**The exercise**:
Below is some material; set it all down exactly, apart from the pictures.

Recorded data
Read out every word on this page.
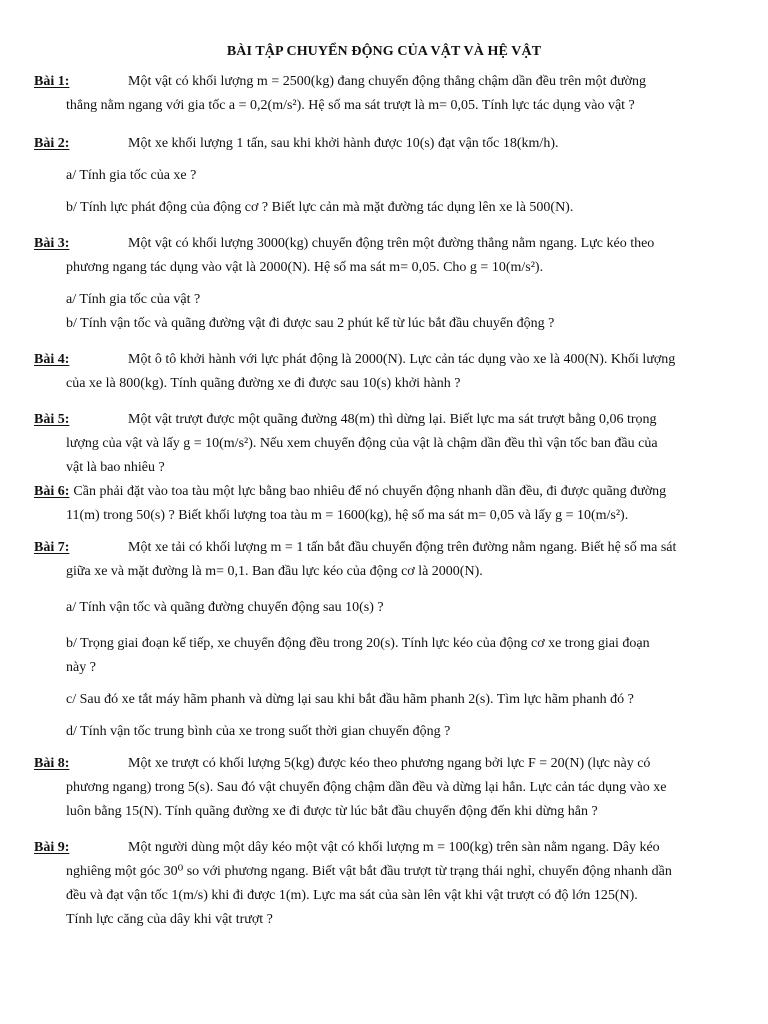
BÀI TẬP CHUYỂN ĐỘNG CỦA VẬT VÀ HỆ VẬT

Bài 1:	Một vật có khối lượng m = 2500(kg) đang chuyển động thẳng chậm dần đều trên một đường

thẳng nằm ngang với gia tốc a = 0,2(m/s²). Hệ số ma sát trượt là m= 0,05. Tính lực tác dụng vào vật ?

Bài 2:	Một xe khối lượng 1 tấn, sau khi khởi hành được 10(s) đạt vận tốc 18(km/h).

a/ Tính gia tốc của xe ?

b/ Tính lực phát động của động cơ ? Biết lực cản mà mặt đường tác dụng lên xe là 500(N).

Bài 3:	Một vật có khối lượng 3000(kg) chuyển động trên một đường thẳng nằm ngang. Lực kéo theo

phương ngang tác dụng vào vật là 2000(N). Hệ số ma sát m= 0,05. Cho g = 10(m/s²).

a/ Tính gia tốc của vật ?

b/ Tính vận tốc và quãng đường vật đi được sau 2 phút kể từ lúc bắt đầu chuyển động ?

Bài 4:	Một ô tô khởi hành với lực phát động là 2000(N). Lực cản tác dụng vào xe là 400(N). Khối lượng

của xe là 800(kg). Tính quãng đường xe đi được sau 10(s) khởi hành ?

Bài 5:	Một vật trượt được một quãng đường 48(m) thì dừng lại. Biết lực ma sát trượt bằng 0,06 trọng

lượng của vật và lấy g = 10(m/s²). Nếu xem chuyển động của vật là chậm dần đều thì vận tốc ban đầu của

vật là bao nhiêu ?

Bài 6: Cần phải đặt vào toa tàu một lực bằng bao nhiêu để nó chuyển động nhanh dần đều, đi được quãng đường

11(m) trong 50(s) ? Biết khối lượng toa tàu m = 1600(kg), hệ số ma sát m= 0,05 và lấy g = 10(m/s²).

Bài 7:	Một xe tải có khối lượng m = 1 tấn bắt đầu chuyển động trên đường nằm ngang. Biết hệ số ma sát

giữa xe và mặt đường là m= 0,1. Ban đầu lực kéo của động cơ là 2000(N).

a/ Tính vận tốc và quãng đường chuyển động sau 10(s) ?

b/ Trọng giai đoạn kế tiếp, xe chuyển động đều trong 20(s). Tính lực kéo của động cơ xe trong giai đoạn

này ?

c/ Sau đó xe tắt máy hãm phanh và dừng lại sau khi bắt đầu hãm phanh 2(s). Tìm lực hãm phanh đó ?

d/ Tính vận tốc trung bình của xe trong suốt thời gian chuyển động ?

Bài 8:	Một xe trượt có khối lượng 5(kg) được kéo theo phương ngang bởi lực F = 20(N) (lực này có

phương ngang) trong 5(s). Sau đó vật chuyển động chậm dần đều và dừng lại hẳn. Lực cản tác dụng vào xe

luôn bằng 15(N). Tính quãng đường xe đi được từ lúc bắt đầu chuyển động đến khi dừng hẳn ?

Bài 9:	Một người dùng một dây kéo một vật có khối lượng m = 100(kg) trên sàn nằm ngang. Dây kéo

nghiêng một góc 30⁰ so với phương ngang. Biết vật bắt đầu trượt từ trạng thái nghỉ, chuyển động nhanh dần

đều và đạt vận tốc 1(m/s) khi đi được 1(m). Lực ma sát của sàn lên vật khi vật trượt có độ lớn 125(N).

Tính lực căng của dây khi vật trượt ?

**Right answer**:
Read out every word on this page.
BÀI TẬP CHUYỂN ĐỘNG CỦA VẬT VÀ HỆ VẬT

Bài 1:	Một vật có khối lượng m = 2500(kg) đang chuyển động thẳng chậm dần đều trên một đường

thẳng nằm ngang với gia tốc a = 0,2(m/s²). Hệ số ma sát trượt là m= 0,05. Tính lực tác dụng vào vật ?

Bài 2:	Một xe khối lượng 1 tấn, sau khi khởi hành được 10(s) đạt vận tốc 18(km/h).

a/ Tính gia tốc của xe ?

b/ Tính lực phát động của động cơ ? Biết lực cản mà mặt đường tác dụng lên xe là 500(N).

Bài 3:	Một vật có khối lượng 3000(kg) chuyển động trên một đường thẳng nằm ngang. Lực kéo theo

phương ngang tác dụng vào vật là 2000(N). Hệ số ma sát m= 0,05. Cho g = 10(m/s²).

a/ Tính gia tốc của vật ?

b/ Tính vận tốc và quãng đường vật đi được sau 2 phút kể từ lúc bắt đầu chuyển động ?

Bài 4:	Một ô tô khởi hành với lực phát động là 2000(N). Lực cản tác dụng vào xe là 400(N). Khối lượng

của xe là 800(kg). Tính quãng đường xe đi được sau 10(s) khởi hành ?

Bài 5:	Một vật trượt được một quãng đường 48(m) thì dừng lại. Biết lực ma sát trượt bằng 0,06 trọng

lượng của vật và lấy g = 10(m/s²). Nếu xem chuyển động của vật là chậm dần đều thì vận tốc ban đầu của

vật là bao nhiêu ?

Bài 6: Cần phải đặt vào toa tàu một lực bằng bao nhiêu để nó chuyển động nhanh dần đều, đi được quãng đường

11(m) trong 50(s) ? Biết khối lượng toa tàu m = 1600(kg), hệ số ma sát m= 0,05 và lấy g = 10(m/s²).

Bài 7:	Một xe tải có khối lượng m = 1 tấn bắt đầu chuyển động trên đường nằm ngang. Biết hệ số ma sát

giữa xe và mặt đường là m= 0,1. Ban đầu lực kéo của động cơ là 2000(N).

a/ Tính vận tốc và quãng đường chuyển động sau 10(s) ?

b/ Trọng giai đoạn kế tiếp, xe chuyển động đều trong 20(s). Tính lực kéo của động cơ xe trong giai đoạn

này ?

c/ Sau đó xe tắt máy hãm phanh và dừng lại sau khi bắt đầu hãm phanh 2(s). Tìm lực hãm phanh đó ?

d/ Tính vận tốc trung bình của xe trong suốt thời gian chuyển động ?

Bài 8:	Một xe trượt có khối lượng 5(kg) được kéo theo phương ngang bởi lực F = 20(N) (lực này có

phương ngang) trong 5(s). Sau đó vật chuyển động chậm dần đều và dừng lại hẳn. Lực cản tác dụng vào xe

luôn bằng 15(N). Tính quãng đường xe đi được từ lúc bắt đầu chuyển động đến khi dừng hẳn ?

Bài 9:	Một người dùng một dây kéo một vật có khối lượng m = 100(kg) trên sàn nằm ngang. Dây kéo

nghiêng một góc 30⁰ so với phương ngang. Biết vật bắt đầu trượt từ trạng thái nghỉ, chuyển động nhanh dần

đều và đạt vận tốc 1(m/s) khi đi được 1(m). Lực ma sát của sàn lên vật khi vật trượt có độ lớn 125(N).

Tính lực căng của dây khi vật trượt ?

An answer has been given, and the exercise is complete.